> _Written task_: Reproduce, without alteration, the lines of the records that begin at the line containing "data-point bbox=[334, 426, 348, 440]" and end after the line containing "data-label: 0.291 bbox=[896, 317, 928, 330]", including both of those lines.

-- Start Excerpted records --

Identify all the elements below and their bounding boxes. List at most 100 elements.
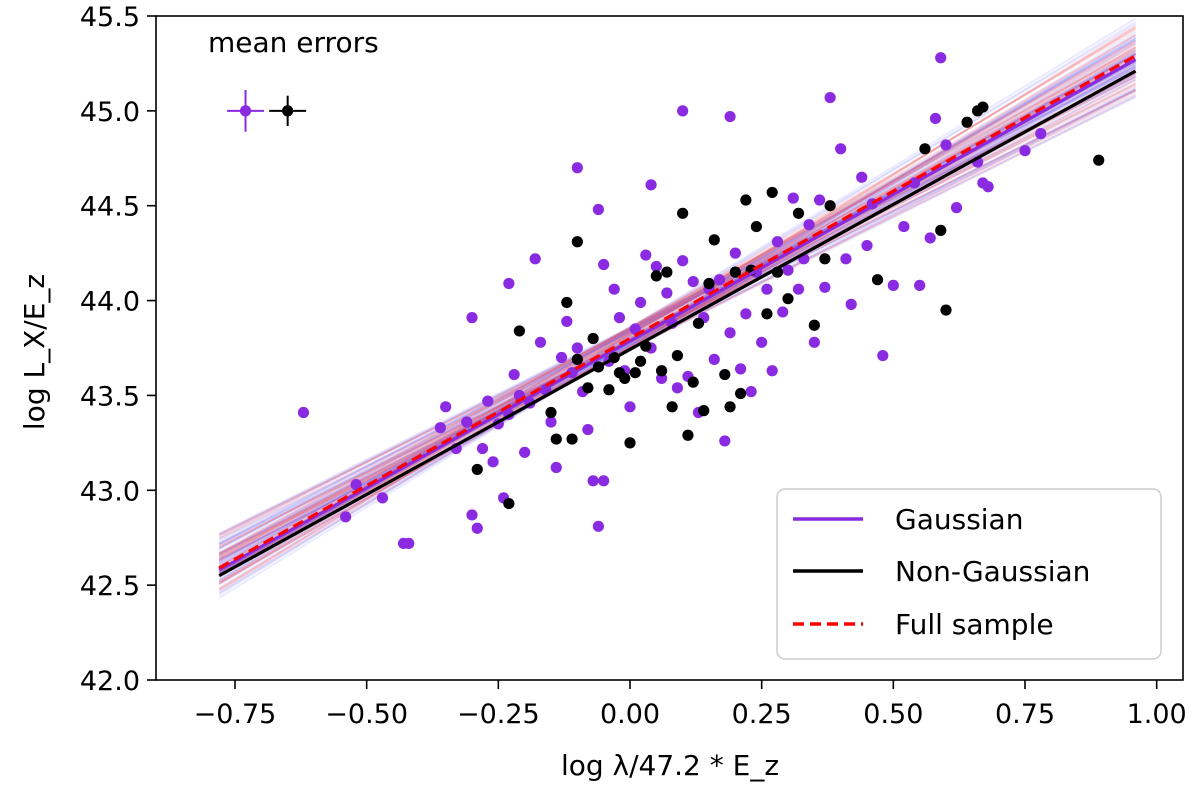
x-tick-label-7: 1.00 xyxy=(1127,699,1187,730)
point-gaussian-102 xyxy=(571,162,583,174)
point-gaussian-107 xyxy=(645,179,657,191)
point-non-gaussian-4 xyxy=(561,296,573,309)
point-gaussian-14 xyxy=(482,395,494,407)
y-axis-ticks: 42.0 42.5 43.0 43.5 44.0 44.5 45.0 45.5 xyxy=(80,2,156,697)
point-gaussian-7 xyxy=(440,401,452,413)
posterior-line-blue-16 xyxy=(218,67,1137,539)
point-non-gaussian-51 xyxy=(977,101,989,113)
legend-label-gaussian: Gaussian xyxy=(895,503,1023,536)
point-non-gaussian-32 xyxy=(729,266,741,278)
point-gaussian-97 xyxy=(982,181,994,193)
point-gaussian-0 xyxy=(297,406,310,419)
point-non-gaussian-22 xyxy=(671,349,684,362)
point-gaussian-72 xyxy=(792,283,805,295)
point-non-gaussian-49 xyxy=(961,116,973,128)
point-non-gaussian-20 xyxy=(661,266,673,278)
point-gaussian-94 xyxy=(950,202,963,214)
x-tick-label-1: −0.50 xyxy=(325,699,408,730)
point-gaussian-91 xyxy=(929,112,942,125)
point-gaussian-66 xyxy=(761,283,773,295)
posterior-line-blue-54 xyxy=(218,38,1137,568)
posterior-line-blue-21 xyxy=(218,75,1137,536)
point-gaussian-21 xyxy=(519,446,531,458)
point-non-gaussian-38 xyxy=(766,186,778,199)
point-non-gaussian-31 xyxy=(724,401,736,413)
y-tick-label-1: 42.5 xyxy=(80,571,140,602)
x-axis-ticks: −0.75 −0.50 −0.25 0.00 0.25 0.50 0.75 1.00 xyxy=(194,680,1187,730)
posterior-line-blue-28 xyxy=(218,88,1137,546)
point-gaussian-12 xyxy=(466,312,478,324)
point-non-gaussian-24 xyxy=(682,429,694,441)
point-non-gaussian-16 xyxy=(634,355,647,367)
point-gaussian-82 xyxy=(856,171,868,183)
y-axis-label: log L_X/E_z xyxy=(18,274,51,430)
point-non-gaussian-47 xyxy=(935,224,947,236)
point-gaussian-30 xyxy=(571,342,583,354)
point-gaussian-27 xyxy=(555,351,568,364)
point-gaussian-101 xyxy=(724,110,736,123)
point-non-gaussian-6 xyxy=(571,353,583,365)
posterior-line-blue-36 xyxy=(218,66,1137,549)
point-gaussian-15 xyxy=(487,456,499,468)
fit-line-full-sample xyxy=(218,54,1137,570)
point-gaussian-11 xyxy=(471,522,483,534)
x-tick-label-5: 0.50 xyxy=(863,699,923,730)
posterior-line-blue-50 xyxy=(218,75,1137,541)
x-tick-label-0: −0.75 xyxy=(194,699,277,730)
point-gaussian-74 xyxy=(803,219,815,231)
posterior-line-blue-26 xyxy=(218,87,1137,555)
y-tick-label-2: 43.0 xyxy=(80,476,140,507)
point-non-gaussian-43 xyxy=(819,253,831,265)
point-non-gaussian-45 xyxy=(871,274,884,286)
x-tick-label-2: −0.25 xyxy=(457,699,540,730)
point-gaussian-93 xyxy=(940,139,952,151)
point-gaussian-13 xyxy=(476,442,489,455)
point-gaussian-25 xyxy=(545,416,557,428)
x-tick-label-3: 0.00 xyxy=(600,699,660,730)
point-gaussian-77 xyxy=(819,281,831,293)
point-non-gaussian-15 xyxy=(629,367,641,379)
posterior-line-red-3 xyxy=(218,79,1137,558)
point-non-gaussian-21 xyxy=(666,401,678,413)
point-gaussian-19 xyxy=(508,368,520,381)
point-gaussian-40 xyxy=(624,401,636,413)
point-gaussian-68 xyxy=(771,236,784,248)
point-gaussian-38 xyxy=(613,312,626,324)
point-gaussian-76 xyxy=(814,194,826,206)
point-non-gaussian-0 xyxy=(471,463,483,476)
point-gaussian-47 xyxy=(661,287,673,299)
y-tick-label-5: 44.5 xyxy=(80,192,140,223)
legend: Gaussian Non-Gaussian Full sample xyxy=(776,488,1162,660)
posterior-line-blue-19 xyxy=(218,73,1137,543)
point-non-gaussian-48 xyxy=(940,304,952,316)
point-non-gaussian-33 xyxy=(735,387,747,400)
posterior-line-red-28 xyxy=(218,43,1137,559)
point-non-gaussian-23 xyxy=(677,207,689,219)
point-gaussian-79 xyxy=(835,143,847,155)
posterior-line-red-22 xyxy=(218,46,1137,576)
point-non-gaussian-34 xyxy=(740,194,752,206)
point-non-gaussian-1 xyxy=(503,497,515,510)
point-non-gaussian-53 xyxy=(513,325,526,337)
point-gaussian-85 xyxy=(877,349,889,362)
point-gaussian-61 xyxy=(735,363,747,375)
point-gaussian-92 xyxy=(935,52,947,64)
point-non-gaussian-7 xyxy=(582,382,594,394)
legend-label-non-gaussian: Non-Gaussian xyxy=(895,555,1090,588)
point-non-gaussian-40 xyxy=(782,293,794,305)
point-non-gaussian-37 xyxy=(761,308,773,320)
point-gaussian-23 xyxy=(534,336,547,348)
point-non-gaussian-41 xyxy=(792,207,805,219)
point-gaussian-60 xyxy=(729,247,741,259)
point-gaussian-26 xyxy=(550,461,562,474)
point-gaussian-9 xyxy=(461,416,473,428)
point-gaussian-63 xyxy=(745,386,757,398)
point-gaussian-99 xyxy=(1035,128,1047,140)
point-gaussian-78 xyxy=(824,91,836,104)
point-non-gaussian-5 xyxy=(566,433,578,445)
fit-line-gaussian xyxy=(218,58,1137,572)
y-tick-label-7: 45.5 xyxy=(80,2,140,33)
legend-box xyxy=(776,488,1162,660)
posterior-line-blue-34 xyxy=(218,78,1137,561)
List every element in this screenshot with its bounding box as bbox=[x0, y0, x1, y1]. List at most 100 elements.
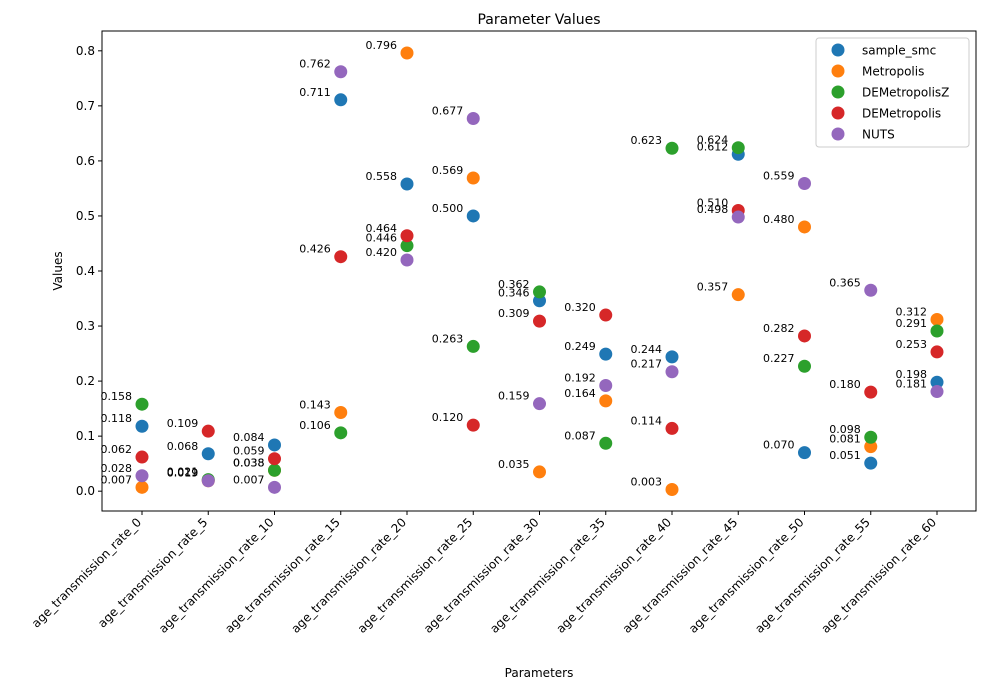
data-point bbox=[334, 426, 348, 440]
data-label: 0.180 bbox=[829, 378, 861, 391]
data-label: 0.500 bbox=[432, 202, 464, 215]
data-label: 0.309 bbox=[498, 307, 530, 320]
data-label: 0.019 bbox=[167, 467, 199, 480]
data-point bbox=[466, 339, 480, 353]
data-point bbox=[864, 385, 878, 399]
legend-marker bbox=[831, 85, 845, 99]
data-label: 0.510 bbox=[697, 196, 729, 209]
y-tick-label: 0.5 bbox=[76, 209, 95, 223]
data-point bbox=[665, 141, 679, 155]
x-tick-label: age_transmission_rate_50 bbox=[686, 515, 807, 636]
y-tick-label: 0.8 bbox=[76, 44, 95, 58]
data-point bbox=[135, 419, 149, 433]
data-label: 0.068 bbox=[167, 440, 199, 453]
data-label: 0.098 bbox=[829, 423, 861, 436]
x-tick-label: age_transmission_rate_35 bbox=[487, 515, 608, 636]
legend-marker bbox=[831, 106, 845, 120]
data-label: 0.109 bbox=[167, 417, 199, 430]
x-tick-label: age_transmission_rate_0 bbox=[29, 515, 144, 630]
legend-entry: sample_smc bbox=[862, 44, 936, 58]
data-label: 0.291 bbox=[896, 317, 928, 330]
data-label: 0.796 bbox=[366, 39, 398, 52]
data-label: 0.059 bbox=[233, 445, 265, 458]
y-axis-label: Values bbox=[51, 251, 65, 290]
x-tick-label: age_transmission_rate_25 bbox=[355, 515, 476, 636]
data-point bbox=[135, 397, 149, 411]
data-point bbox=[268, 438, 281, 452]
data-point bbox=[201, 447, 215, 461]
data-point bbox=[334, 65, 348, 79]
data-label: 0.217 bbox=[631, 358, 663, 371]
data-label: 0.192 bbox=[564, 371, 596, 384]
data-point bbox=[533, 465, 546, 479]
y-tick-label: 0.7 bbox=[76, 99, 95, 113]
data-point bbox=[930, 375, 944, 389]
x-tick-label: age_transmission_rate_10 bbox=[156, 515, 277, 636]
x-tick-label: age_transmission_rate_60 bbox=[818, 515, 939, 636]
data-labels: 0.118 0.068 0.084 0.711 0.558 0.500 0.346 0.249… bbox=[101, 39, 928, 489]
data-label: 0.362 bbox=[498, 278, 530, 291]
legend-box bbox=[815, 37, 970, 148]
data-point bbox=[731, 288, 745, 302]
legend-entry: NUTS bbox=[862, 128, 895, 142]
data-point bbox=[268, 452, 281, 466]
data-label: 0.426 bbox=[299, 243, 331, 256]
data-label: 0.003 bbox=[631, 476, 663, 489]
data-point bbox=[798, 220, 811, 234]
data-point bbox=[864, 440, 878, 454]
x-tick-label: age_transmission_rate_15 bbox=[222, 515, 343, 636]
data-label: 0.070 bbox=[763, 439, 795, 452]
data-point bbox=[599, 308, 613, 322]
data-label: 0.051 bbox=[829, 449, 861, 462]
x-tick-label: age_transmission_rate_20 bbox=[288, 515, 409, 636]
data-label: 0.365 bbox=[829, 276, 861, 289]
data-label: 0.019 bbox=[167, 467, 199, 480]
data-label: 0.498 bbox=[697, 203, 729, 216]
legend: sample_smc Metropolis DEMetropolisZ DEMetro… bbox=[815, 37, 970, 148]
data-point bbox=[798, 446, 811, 460]
data-label: 0.038 bbox=[233, 456, 265, 469]
y-tick-label: 0.3 bbox=[76, 319, 95, 333]
data-point bbox=[334, 405, 348, 419]
data-label: 0.158 bbox=[101, 390, 133, 403]
data-point bbox=[135, 450, 149, 464]
legend-entry: DEMetropolis bbox=[862, 107, 941, 121]
data-point bbox=[864, 430, 878, 444]
data-label: 0.118 bbox=[101, 412, 133, 425]
data-label: 0.464 bbox=[366, 222, 398, 235]
data-label: 0.035 bbox=[498, 458, 530, 471]
data-label: 0.198 bbox=[896, 368, 928, 381]
chart-title: Parameter Values bbox=[477, 12, 600, 28]
data-label: 0.623 bbox=[631, 134, 663, 147]
y-tick-label: 0.1 bbox=[76, 429, 95, 443]
data-point bbox=[400, 46, 414, 60]
x-tick-label: age_transmission_rate_40 bbox=[553, 515, 674, 636]
x-tick-label: age_transmission_rate_5 bbox=[95, 515, 210, 630]
data-label: 0.312 bbox=[896, 305, 928, 318]
data-point bbox=[930, 385, 944, 399]
data-point bbox=[533, 285, 546, 299]
data-label: 0.624 bbox=[697, 134, 729, 147]
data-point bbox=[334, 250, 348, 264]
data-point bbox=[268, 480, 281, 494]
data-point bbox=[665, 483, 679, 497]
data-point bbox=[930, 324, 944, 338]
data-label: 0.762 bbox=[299, 58, 331, 71]
legend-marker bbox=[831, 64, 845, 78]
data-label: 0.062 bbox=[101, 443, 133, 456]
data-label: 0.446 bbox=[366, 232, 398, 245]
data-point bbox=[864, 283, 878, 297]
data-label: 0.181 bbox=[896, 378, 928, 391]
x-tick-label: age_transmission_rate_55 bbox=[752, 515, 873, 636]
data-label: 0.038 bbox=[233, 456, 265, 469]
data-point bbox=[665, 365, 679, 379]
data-label: 0.106 bbox=[299, 419, 331, 432]
x-tick-label: age_transmission_rate_45 bbox=[620, 515, 741, 636]
data-point bbox=[930, 312, 944, 326]
data-label: 0.282 bbox=[763, 322, 795, 335]
data-point bbox=[268, 463, 281, 477]
y-axis: 0.0 0.1 0.2 0.3 0.4 0.5 0.6 0.7 0.8 bbox=[76, 44, 102, 498]
data-label: 0.346 bbox=[498, 287, 530, 300]
data-point bbox=[400, 239, 414, 253]
data-label: 0.114 bbox=[631, 414, 663, 427]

-- End Excerpted records --

> _Complete response_:
data-point bbox=[334, 426, 348, 440]
data-label: 0.180 bbox=[829, 378, 861, 391]
data-label: 0.500 bbox=[432, 202, 464, 215]
data-label: 0.309 bbox=[498, 307, 530, 320]
data-label: 0.019 bbox=[167, 467, 199, 480]
data-point bbox=[466, 339, 480, 353]
data-point bbox=[864, 385, 878, 399]
legend-marker bbox=[831, 85, 845, 99]
data-label: 0.510 bbox=[697, 196, 729, 209]
y-tick-label: 0.5 bbox=[76, 209, 95, 223]
data-point bbox=[665, 141, 679, 155]
x-tick-label: age_transmission_rate_50 bbox=[686, 515, 807, 636]
y-tick-label: 0.8 bbox=[76, 44, 95, 58]
data-point bbox=[135, 419, 149, 433]
data-label: 0.068 bbox=[167, 440, 199, 453]
data-label: 0.098 bbox=[829, 423, 861, 436]
x-tick-label: age_transmission_rate_35 bbox=[487, 515, 608, 636]
legend-marker bbox=[831, 106, 845, 120]
data-label: 0.109 bbox=[167, 417, 199, 430]
x-tick-label: age_transmission_rate_0 bbox=[29, 515, 144, 630]
legend-entry: sample_smc bbox=[862, 44, 936, 58]
data-label: 0.291 bbox=[896, 317, 928, 330]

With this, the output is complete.